>>>>>
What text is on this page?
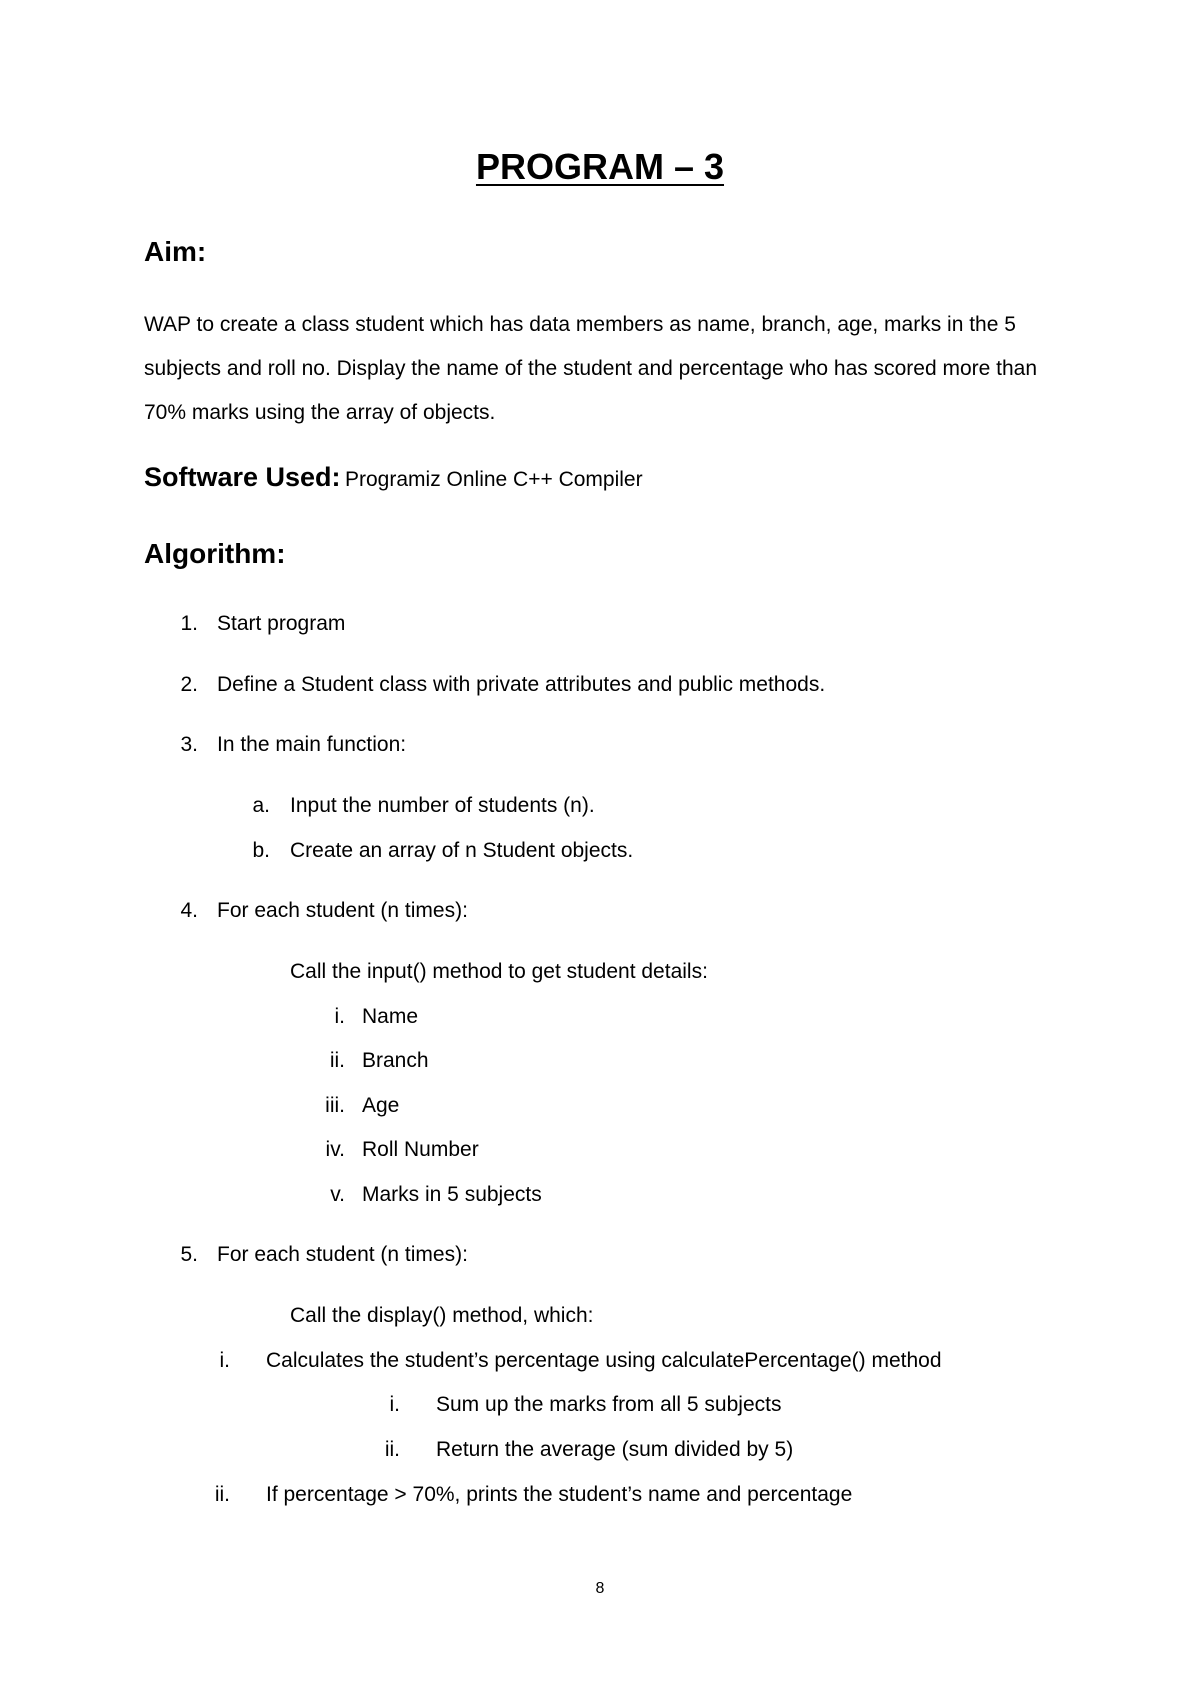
PROGRAM – 3
Aim:
WAP to create a class student which has data members as name, branch, age, marks in the 5 subjects and roll no. Display the name of the student and percentage who has scored more than 70% marks using the array of objects.
Software Used: Programiz Online C++ Compiler
Algorithm:
1. Start program
2. Define a Student class with private attributes and public methods.
3. In the main function:
a. Input the number of students (n).
b. Create an array of n Student objects.
4. For each student (n times):
Call the input() method to get student details:
i. Name
ii. Branch
iii. Age
iv. Roll Number
v. Marks in 5 subjects
5. For each student (n times):
Call the display() method, which:
i. Calculates the student’s percentage using calculatePercentage() method
i. Sum up the marks from all 5 subjects
ii. Return the average (sum divided by 5)
ii. If percentage > 70%, prints the student’s name and percentage
8
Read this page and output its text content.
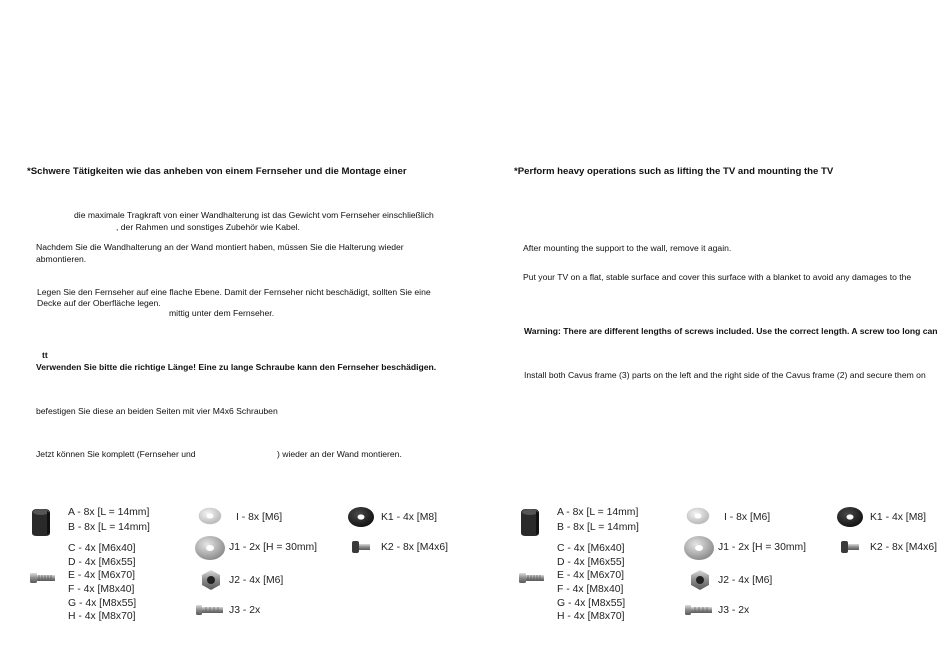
*Schwere Tätigkeiten wie das anheben von einem Fernseher und die Montage einer
die maximale Tragkraft von einer Wandhalterung ist das Gewicht vom Fernseher einschließlich
, der Rahmen und sonstiges Zubehör wie Kabel.
Nachdem Sie die Wandhalterung an der Wand montiert haben, müssen Sie die Halterung wieder
abmontieren.
Legen Sie den Fernseher auf eine flache Ebene. Damit der Fernseher nicht beschädigt, sollten Sie eine
Decke auf der Oberfläche legen.
mittig unter dem Fernseher.
tt
Verwenden Sie bitte die richtige Länge! Eine zu lange Schraube kann den Fernseher beschädigen.
befestigen Sie diese an beiden Seiten mit vier M4x6 Schrauben
Jetzt können Sie komplett (Fernseher und	) wieder an der Wand montieren.
*Perform heavy operations such as lifting the TV and mounting the TV
After mounting the support to the wall, remove it again.
Put your TV on a flat, stable surface and cover this surface with a blanket to avoid any damages to the
Warning: There are different lengths of screws included. Use the correct length. A screw too long can
Install both Cavus frame (3) parts on the left and the right side of the Cavus frame (2) and secure them on
A - 8x [L = 14mm]
B - 8x [L = 14mm]
C - 4x [M6x40]
D - 4x [M6x55]
E - 4x [M6x70]
F - 4x [M8x40]
G - 4x [M8x55]
H - 4x [M8x70]
I - 8x [M6]
J1 - 2x [H = 30mm]
J2 - 4x [M6]
J3 - 2x
K1 - 4x [M8]
K2 - 8x [M4x6]
A - 8x [L = 14mm]
B - 8x [L = 14mm]
C - 4x [M6x40]
D - 4x [M6x55]
E - 4x [M6x70]
F - 4x [M8x40]
G - 4x [M8x55]
H - 4x [M8x70]
I - 8x [M6]
J1 - 2x [H = 30mm]
J2 - 4x [M6]
J3 - 2x
K1 - 4x [M8]
K2 - 8x [M4x6]
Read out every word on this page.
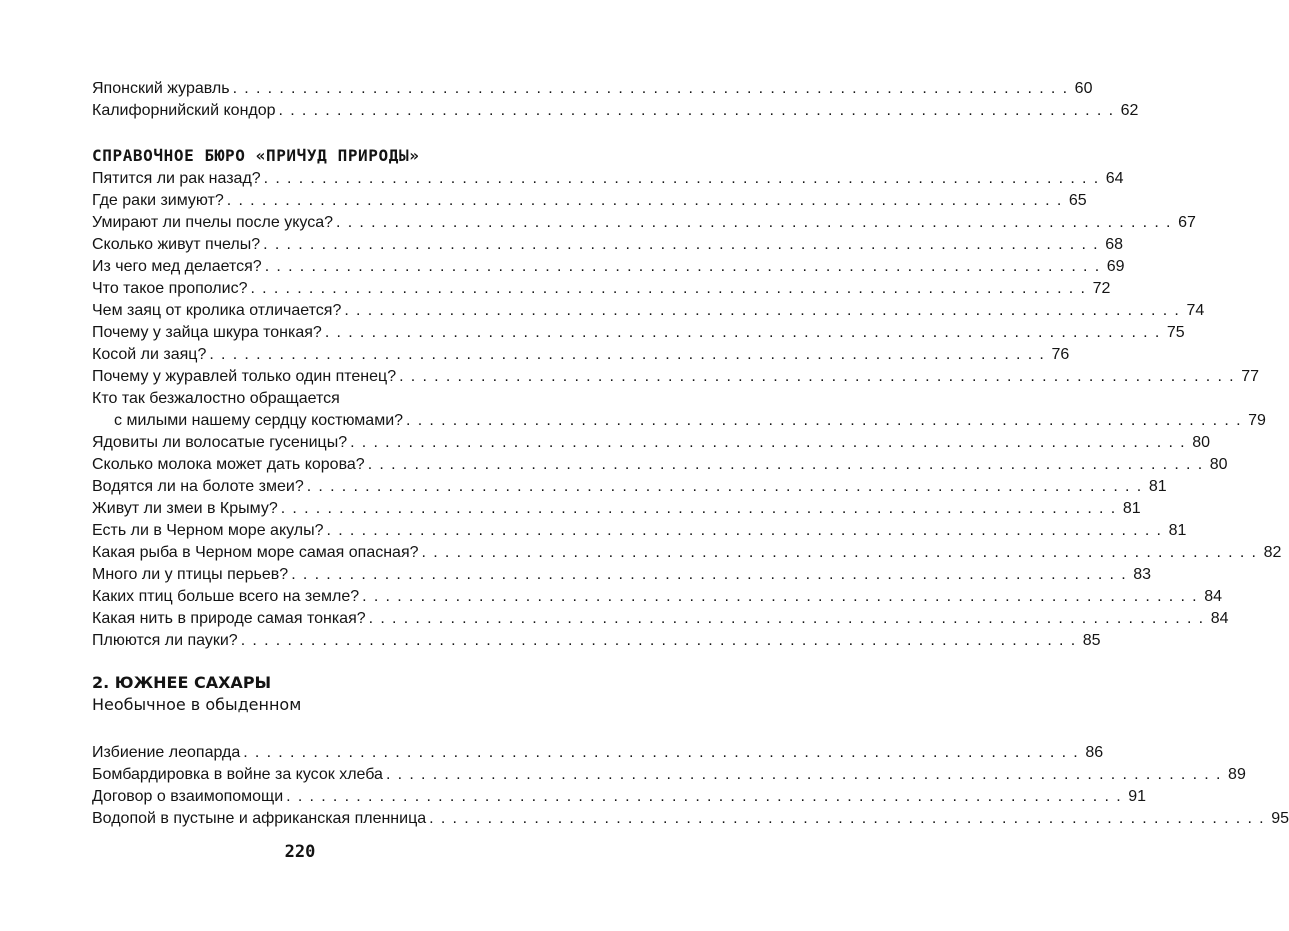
Японский журавль . . .	60
Калифорнийский кондор . . .	62
СПРАВОЧНОЕ БЮРО «ПРИЧУД ПРИРОДЫ»
Пятится ли рак назад? . . .	64
Где раки зимуют? . . .	65
Умирают ли пчелы после укуса? . . .	67
Сколько живут пчелы? . . .	68
Из чего мед делается? . . .	69
Что такое прополис? . . .	72
Чем заяц от кролика отличается? . . .	74
Почему у зайца шкура тонкая? . . .	75
Косой ли заяц? . . .	76
Почему у журавлей только один птенец? . . .	77
Кто так безжалостно обращается
с милыми нашему сердцу костюмами? . . .	79
Ядовиты ли волосатые гусеницы? . . .	80
Сколько молока может дать корова? . . .	80
Водятся ли на болоте змеи? . . .	81
Живут ли змеи в Крыму? . . .	81
Есть ли в Черном море акулы? . . .	81
Какая рыба в Черном море самая опасная? . . .	82
Много ли у птицы перьев? . . .	83
Каких птиц больше всего на земле? . . .	84
Какая нить в природе самая тонкая? . . .	84
Плюются ли пауки? . . .	85
2. ЮЖНЕЕ САХАРЫ
Необычное в обыденном
Избиение леопарда . . .	86
Бомбардировка в войне за кусок хлеба . . .	89
Договор о взаимопомощи . . .	91
Водопой в пустыне и африканская пленница . . .	95
220
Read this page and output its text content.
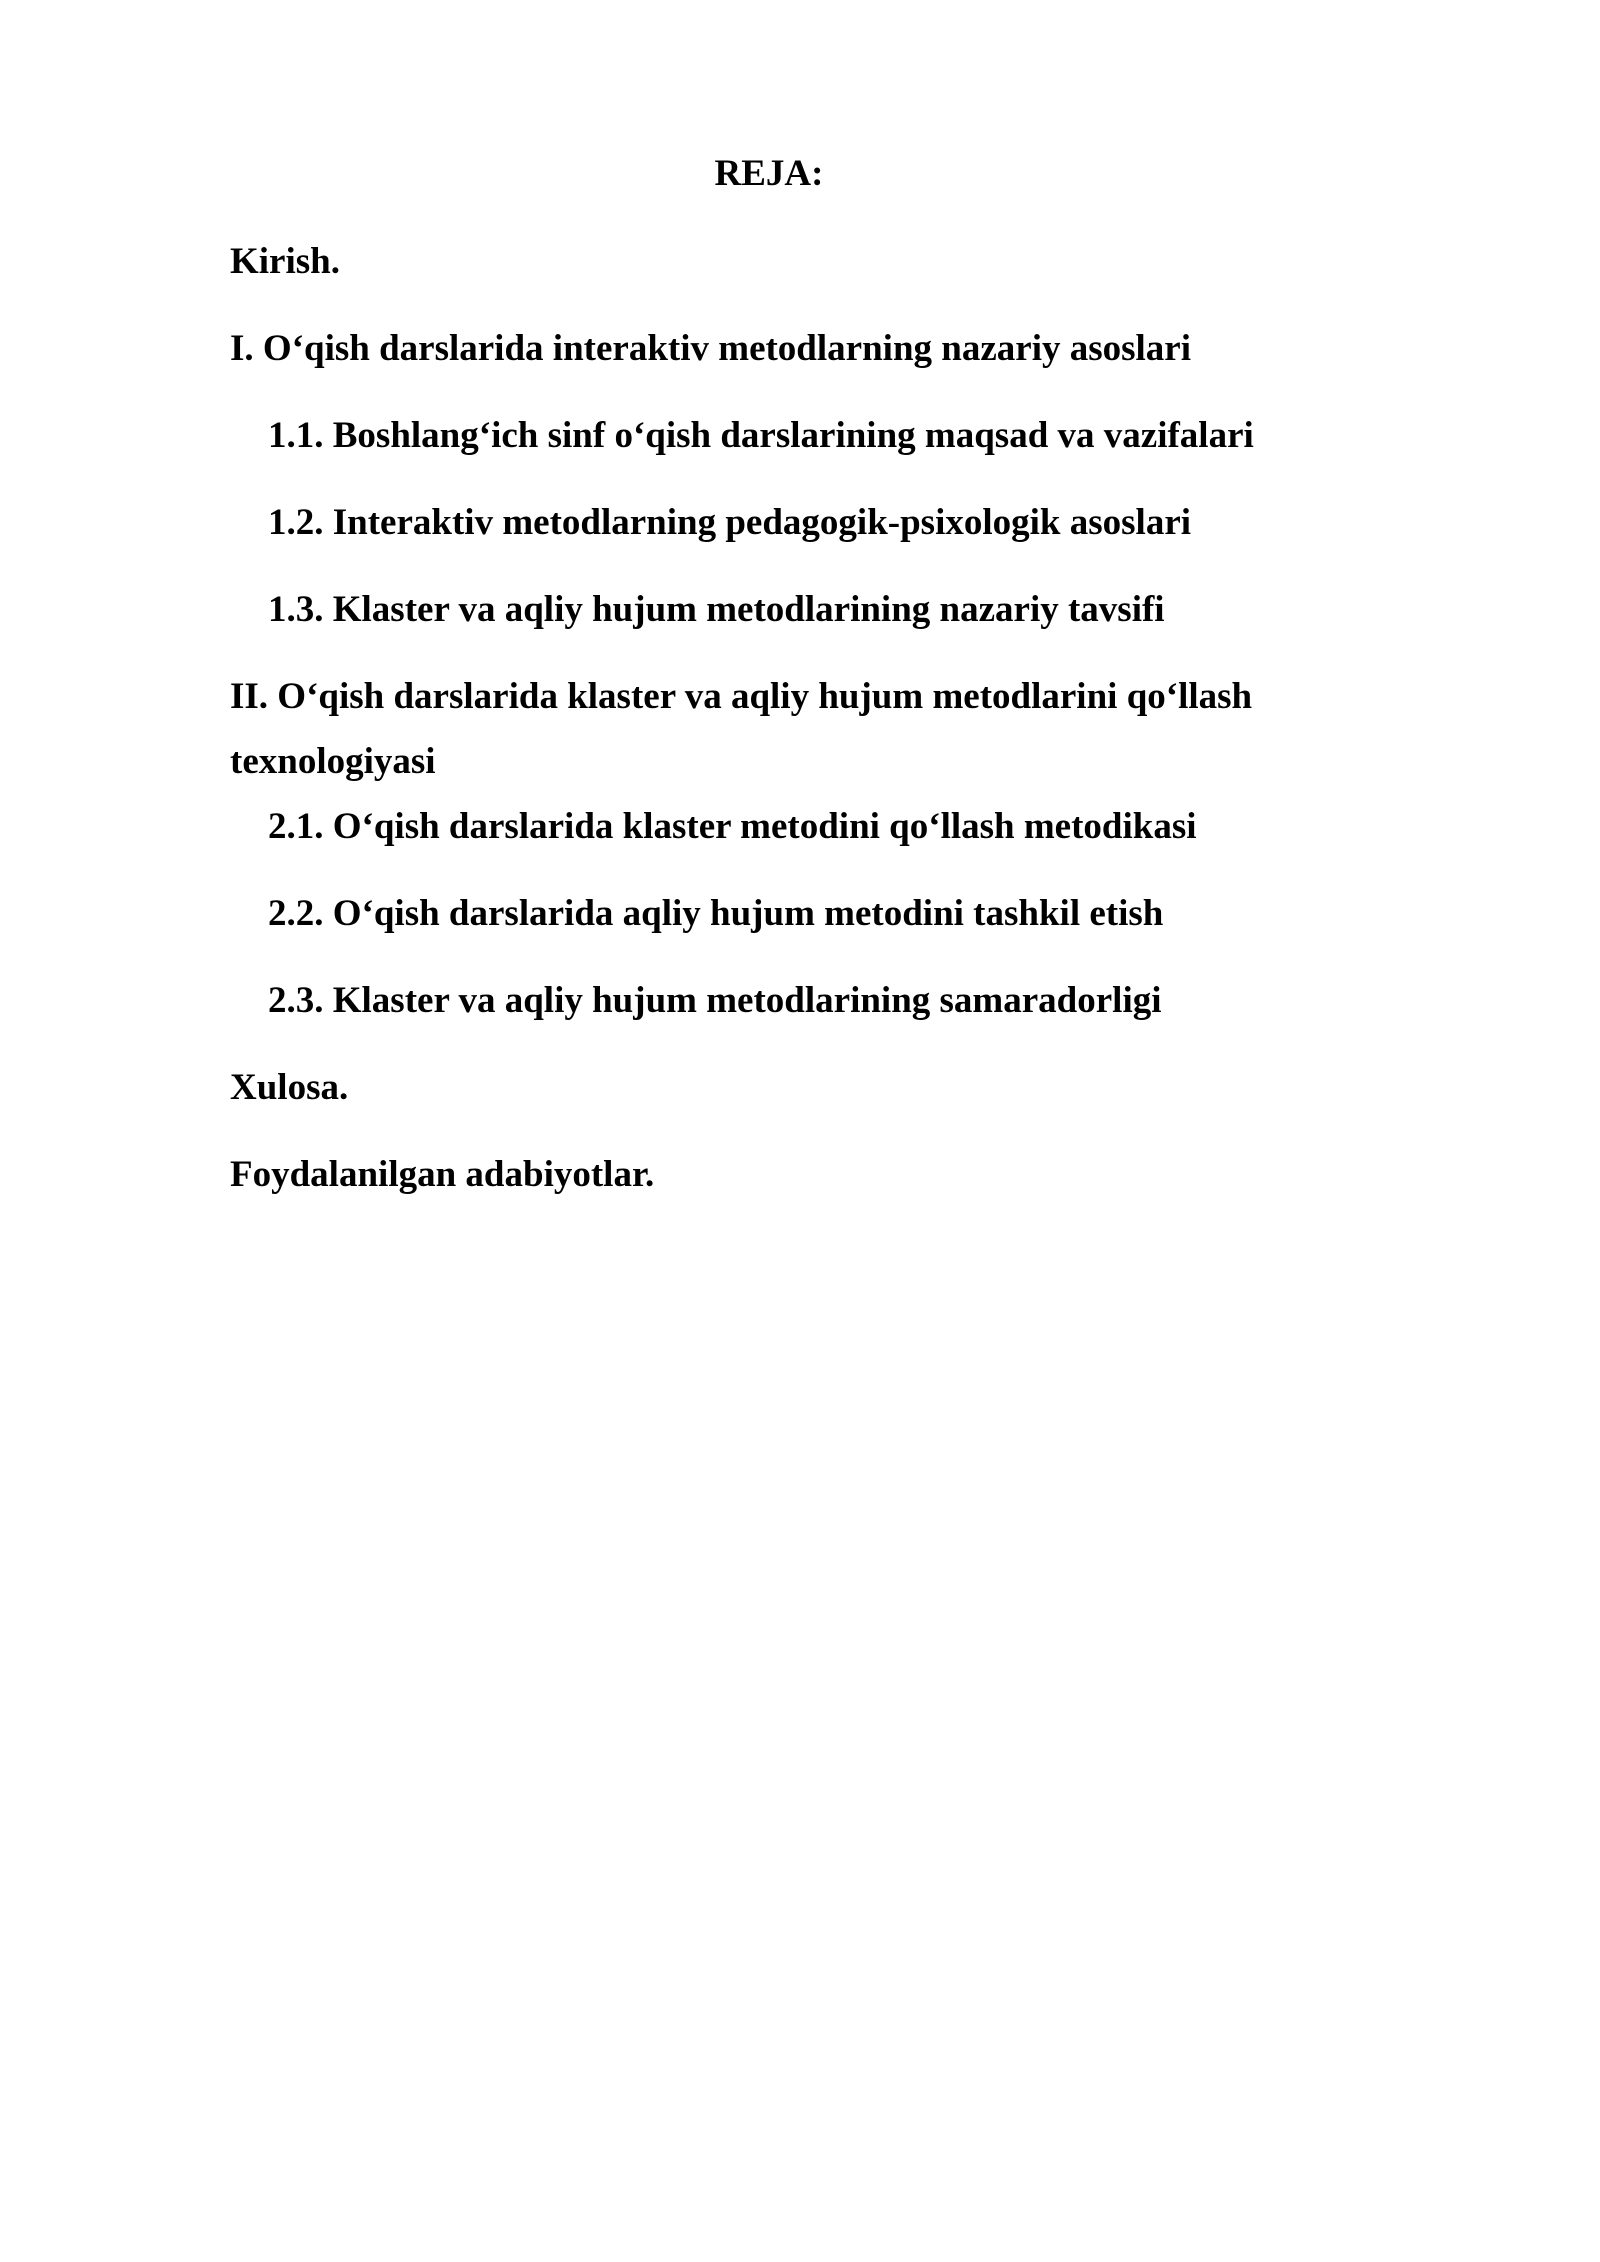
REJA:
Kirish.
I. O‘qish darslarida interaktiv metodlarning nazariy asoslari
1.1. Boshlang‘ich sinf o‘qish darslarining maqsad va vazifalari
1.2. Interaktiv metodlarning pedagogik-psixologik asoslari
1.3. Klaster va aqliy hujum metodlarining nazariy tavsifi
II. O‘qish darslarida klaster va aqliy hujum metodlarini qo‘llash
texnologiyasi
2.1. O‘qish darslarida klaster metodini qo‘llash metodikasi
2.2. O‘qish darslarida aqliy hujum metodini tashkil etish
2.3. Klaster va aqliy hujum metodlarining samaradorligi
Xulosa.
Foydalanilgan adabiyotlar.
<<<<<
▸ **EXERCISE DESCRIPTION**: Which lines hold the word "море"? Copy each of them from the records.

▸ **THE ANSWER**:
Есть ли в Черном море акулы? . . .	81
Какая рыба в Черном море самая опасная? . . .	82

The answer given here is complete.